[Layout coordinate data]
━━━
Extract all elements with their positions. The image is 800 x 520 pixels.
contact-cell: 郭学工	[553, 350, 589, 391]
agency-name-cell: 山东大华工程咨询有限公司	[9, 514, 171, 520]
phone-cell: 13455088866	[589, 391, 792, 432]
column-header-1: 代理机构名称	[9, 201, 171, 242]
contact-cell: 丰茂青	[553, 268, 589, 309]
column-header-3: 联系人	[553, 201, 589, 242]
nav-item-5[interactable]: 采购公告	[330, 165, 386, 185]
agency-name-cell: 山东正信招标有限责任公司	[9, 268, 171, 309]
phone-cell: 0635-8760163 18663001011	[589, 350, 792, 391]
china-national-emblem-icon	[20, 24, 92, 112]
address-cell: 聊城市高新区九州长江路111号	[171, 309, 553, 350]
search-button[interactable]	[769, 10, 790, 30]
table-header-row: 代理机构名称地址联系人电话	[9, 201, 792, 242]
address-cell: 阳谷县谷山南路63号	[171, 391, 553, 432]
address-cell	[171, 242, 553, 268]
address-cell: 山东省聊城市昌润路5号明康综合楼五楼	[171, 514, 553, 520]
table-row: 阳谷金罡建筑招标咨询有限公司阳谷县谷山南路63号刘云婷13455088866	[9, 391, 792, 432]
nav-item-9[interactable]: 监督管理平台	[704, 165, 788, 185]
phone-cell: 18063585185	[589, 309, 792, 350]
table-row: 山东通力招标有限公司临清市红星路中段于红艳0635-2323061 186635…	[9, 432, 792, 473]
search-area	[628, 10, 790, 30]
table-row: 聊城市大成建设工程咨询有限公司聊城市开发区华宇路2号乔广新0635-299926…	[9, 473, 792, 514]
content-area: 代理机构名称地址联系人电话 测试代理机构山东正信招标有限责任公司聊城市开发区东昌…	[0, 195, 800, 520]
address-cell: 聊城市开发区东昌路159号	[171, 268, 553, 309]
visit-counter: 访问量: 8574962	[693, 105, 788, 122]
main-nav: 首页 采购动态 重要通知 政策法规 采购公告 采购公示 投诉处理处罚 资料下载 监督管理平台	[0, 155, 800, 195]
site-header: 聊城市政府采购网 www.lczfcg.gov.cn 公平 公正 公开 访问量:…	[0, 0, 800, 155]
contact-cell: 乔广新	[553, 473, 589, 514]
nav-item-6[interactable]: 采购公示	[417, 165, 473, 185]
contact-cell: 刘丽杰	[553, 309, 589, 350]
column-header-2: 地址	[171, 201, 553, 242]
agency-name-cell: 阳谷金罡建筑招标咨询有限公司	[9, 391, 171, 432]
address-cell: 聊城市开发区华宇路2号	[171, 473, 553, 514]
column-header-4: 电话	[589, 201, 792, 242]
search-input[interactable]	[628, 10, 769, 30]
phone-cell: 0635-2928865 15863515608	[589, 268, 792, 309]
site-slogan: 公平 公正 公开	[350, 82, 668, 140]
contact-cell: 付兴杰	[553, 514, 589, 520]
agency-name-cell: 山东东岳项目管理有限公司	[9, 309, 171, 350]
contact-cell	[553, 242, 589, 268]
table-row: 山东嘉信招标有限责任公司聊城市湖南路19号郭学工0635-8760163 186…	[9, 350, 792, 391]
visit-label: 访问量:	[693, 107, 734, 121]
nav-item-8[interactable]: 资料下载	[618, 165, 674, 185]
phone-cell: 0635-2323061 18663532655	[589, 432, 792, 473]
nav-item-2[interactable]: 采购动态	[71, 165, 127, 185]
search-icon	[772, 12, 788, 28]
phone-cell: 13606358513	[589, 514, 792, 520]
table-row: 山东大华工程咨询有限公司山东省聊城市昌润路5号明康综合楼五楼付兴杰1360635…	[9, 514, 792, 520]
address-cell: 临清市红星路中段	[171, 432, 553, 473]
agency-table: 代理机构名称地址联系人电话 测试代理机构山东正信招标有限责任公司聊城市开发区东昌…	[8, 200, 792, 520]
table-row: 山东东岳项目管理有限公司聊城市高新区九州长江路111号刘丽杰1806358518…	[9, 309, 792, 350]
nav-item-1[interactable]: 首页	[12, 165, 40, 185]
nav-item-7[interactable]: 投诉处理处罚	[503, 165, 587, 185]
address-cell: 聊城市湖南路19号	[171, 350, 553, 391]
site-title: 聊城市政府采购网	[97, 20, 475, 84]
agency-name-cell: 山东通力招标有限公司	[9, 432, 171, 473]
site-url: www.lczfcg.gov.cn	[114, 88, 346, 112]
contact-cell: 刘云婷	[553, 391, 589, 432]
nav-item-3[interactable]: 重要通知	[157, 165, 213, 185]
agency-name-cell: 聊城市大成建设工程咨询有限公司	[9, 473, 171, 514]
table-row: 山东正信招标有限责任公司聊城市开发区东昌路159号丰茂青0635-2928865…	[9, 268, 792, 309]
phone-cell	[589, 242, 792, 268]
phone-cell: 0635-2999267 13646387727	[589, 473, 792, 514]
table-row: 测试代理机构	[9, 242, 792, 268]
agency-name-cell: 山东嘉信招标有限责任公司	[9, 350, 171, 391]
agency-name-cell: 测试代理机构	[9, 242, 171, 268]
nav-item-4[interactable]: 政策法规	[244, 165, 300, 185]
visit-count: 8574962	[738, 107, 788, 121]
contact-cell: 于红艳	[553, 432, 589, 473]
━━━
## What to work on
Starting at the first line and stopping after the line that contains "391, 553, 432]", give those lines again with "phone-cell" swapped for "telephone-cell" and everything else unchanged.

## Solution to this task
Extract all elements with their positions. The image is 800 x 520 pixels.
contact-cell: 郭学工	[553, 350, 589, 391]
agency-name-cell: 山东大华工程咨询有限公司	[9, 514, 171, 520]
telephone-cell: 13455088866	[589, 391, 792, 432]
column-header-1: 代理机构名称	[9, 201, 171, 242]
contact-cell: 丰茂青	[553, 268, 589, 309]
column-header-3: 联系人	[553, 201, 589, 242]
nav-item-5[interactable]: 采购公告	[330, 165, 386, 185]
agency-name-cell: 山东正信招标有限责任公司	[9, 268, 171, 309]
telephone-cell: 0635-8760163 18663001011	[589, 350, 792, 391]
china-national-emblem-icon	[20, 24, 92, 112]
address-cell: 聊城市高新区九州长江路111号	[171, 309, 553, 350]
search-button[interactable]	[769, 10, 790, 30]
table-header-row: 代理机构名称地址联系人电话	[9, 201, 792, 242]
address-cell: 阳谷县谷山南路63号	[171, 391, 553, 432]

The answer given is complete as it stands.